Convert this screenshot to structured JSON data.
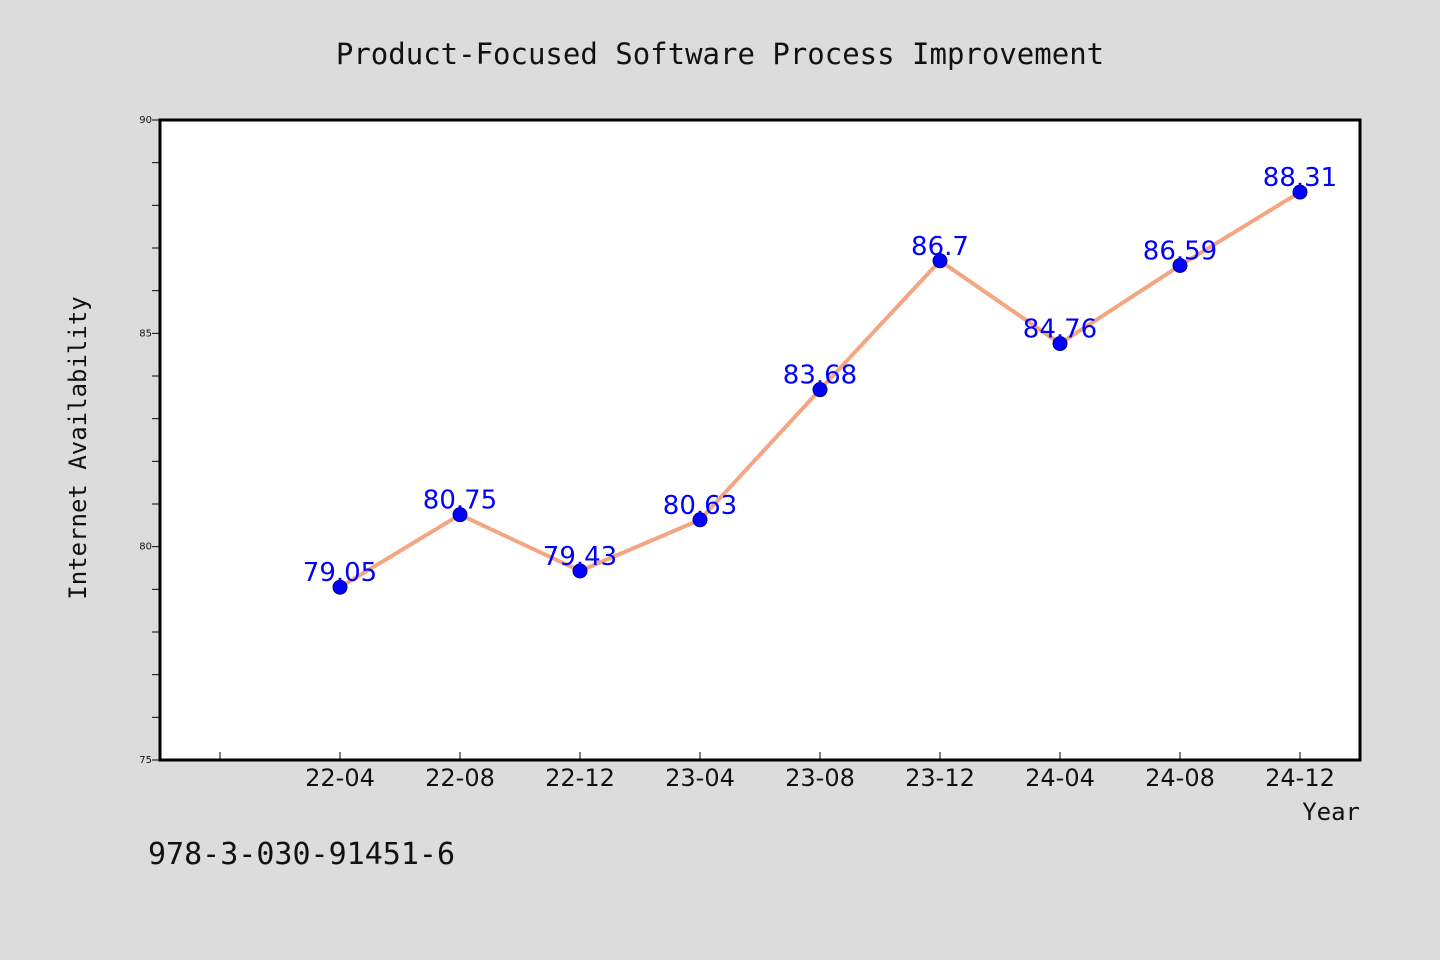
{
  "chart_data": {
    "type": "line",
    "title": "Product-Focused Software Process Improvement",
    "xlabel": "Year",
    "ylabel": "Internet Availability",
    "categories": [
      "22-04",
      "22-08",
      "22-12",
      "23-04",
      "23-08",
      "23-12",
      "24-04",
      "24-08",
      "24-12"
    ],
    "series": [
      {
        "values": [
          79.05,
          80.75,
          79.43,
          80.63,
          83.68,
          86.7,
          84.76,
          86.59,
          88.31
        ],
        "line_color": "#f4a582",
        "marker_color": "#0000ff"
      }
    ],
    "data_labels": [
      "79.05",
      "80.75",
      "79.43",
      "80.63",
      "83.68",
      "86.7",
      "84.76",
      "86.59",
      "88.31"
    ],
    "ylim": [
      75,
      90
    ],
    "y_major_ticks": [
      75,
      80,
      85,
      90
    ],
    "y_tick_labels": [
      "75",
      "80",
      "85",
      "90"
    ],
    "grid": false,
    "legend": "none"
  },
  "footer": {
    "isbn": "978-3-030-91451-6"
  },
  "colors": {
    "background": "#dcdcdc",
    "plot_area": "#ffffff",
    "label_color": "#0000ff"
  }
}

-=-=-=-=-

## [Written instruction]
Transcribe each entry precisely as given, leaving the pictures out.

## [Written reply]
Convert this screenshot to structured JSON data.
{
  "chart_data": {
    "type": "line",
    "title": "Product-Focused Software Process Improvement",
    "xlabel": "Year",
    "ylabel": "Internet Availability",
    "categories": [
      "22-04",
      "22-08",
      "22-12",
      "23-04",
      "23-08",
      "23-12",
      "24-04",
      "24-08",
      "24-12"
    ],
    "series": [
      {
        "values": [
          79.05,
          80.75,
          79.43,
          80.63,
          83.68,
          86.7,
          84.76,
          86.59,
          88.31
        ],
        "line_color": "#f4a582",
        "marker_color": "#0000ff"
      }
    ],
    "data_labels": [
      "79.05",
      "80.75",
      "79.43",
      "80.63",
      "83.68",
      "86.7",
      "84.76",
      "86.59",
      "88.31"
    ],
    "ylim": [
      75,
      90
    ],
    "y_major_ticks": [
      75,
      80,
      85,
      90
    ],
    "y_tick_labels": [
      "75",
      "80",
      "85",
      "90"
    ],
    "grid": false,
    "legend": "none"
  },
  "footer": {
    "isbn": "978-3-030-91451-6"
  },
  "colors": {
    "background": "#dcdcdc",
    "plot_area": "#ffffff",
    "label_color": "#0000ff"
  }
}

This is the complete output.